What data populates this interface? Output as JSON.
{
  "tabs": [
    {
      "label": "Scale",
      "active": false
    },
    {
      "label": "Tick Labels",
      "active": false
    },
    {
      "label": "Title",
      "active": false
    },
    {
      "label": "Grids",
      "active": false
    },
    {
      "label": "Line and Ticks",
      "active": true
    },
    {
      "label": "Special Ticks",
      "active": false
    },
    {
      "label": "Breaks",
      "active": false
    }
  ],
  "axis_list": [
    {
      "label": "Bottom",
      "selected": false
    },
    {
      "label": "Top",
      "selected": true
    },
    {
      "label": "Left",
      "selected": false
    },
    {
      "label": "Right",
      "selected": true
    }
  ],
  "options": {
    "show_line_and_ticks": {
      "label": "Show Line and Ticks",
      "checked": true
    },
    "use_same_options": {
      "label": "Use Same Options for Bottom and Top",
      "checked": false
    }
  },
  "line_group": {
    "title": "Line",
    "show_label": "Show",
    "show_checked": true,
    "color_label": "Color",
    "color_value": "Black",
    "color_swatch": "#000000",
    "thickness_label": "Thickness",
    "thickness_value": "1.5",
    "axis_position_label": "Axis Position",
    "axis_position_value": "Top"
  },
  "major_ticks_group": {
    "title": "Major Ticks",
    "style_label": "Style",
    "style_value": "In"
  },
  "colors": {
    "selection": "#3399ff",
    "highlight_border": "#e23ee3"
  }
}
.....
=== Written instruction ===
Pull every line containing "Bottom" out of the data above.

=== Solution below ===
      "label": "Bottom",
      "label": "Use Same Options for Bottom and Top",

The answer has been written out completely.